▸ **Given request**
Copy each line of the data below with the word "деятельности".

▸ **Input for this task**
(begin)

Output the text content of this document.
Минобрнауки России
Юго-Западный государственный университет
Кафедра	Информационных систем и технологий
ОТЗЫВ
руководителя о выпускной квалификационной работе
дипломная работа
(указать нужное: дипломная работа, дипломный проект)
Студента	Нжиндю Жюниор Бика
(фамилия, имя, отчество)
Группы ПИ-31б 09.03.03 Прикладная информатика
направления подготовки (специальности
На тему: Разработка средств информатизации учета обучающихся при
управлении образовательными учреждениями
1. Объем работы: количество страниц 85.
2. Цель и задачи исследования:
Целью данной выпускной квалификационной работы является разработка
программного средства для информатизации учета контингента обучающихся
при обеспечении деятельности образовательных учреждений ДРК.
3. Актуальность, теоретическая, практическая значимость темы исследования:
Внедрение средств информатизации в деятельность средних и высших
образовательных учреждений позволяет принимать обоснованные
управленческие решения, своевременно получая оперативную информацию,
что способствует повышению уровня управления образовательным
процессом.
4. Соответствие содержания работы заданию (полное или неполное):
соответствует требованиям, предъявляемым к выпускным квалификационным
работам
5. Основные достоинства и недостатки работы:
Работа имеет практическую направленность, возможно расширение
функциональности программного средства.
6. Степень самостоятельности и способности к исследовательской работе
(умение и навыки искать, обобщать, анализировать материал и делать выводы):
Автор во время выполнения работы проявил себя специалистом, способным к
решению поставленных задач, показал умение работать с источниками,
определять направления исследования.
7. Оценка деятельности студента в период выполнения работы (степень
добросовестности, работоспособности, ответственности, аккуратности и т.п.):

(end)

▸ **The output**
при обеспечении деятельности образовательных учреждений ДРК.
7. Оценка деятельности студента в период выполнения работы (степень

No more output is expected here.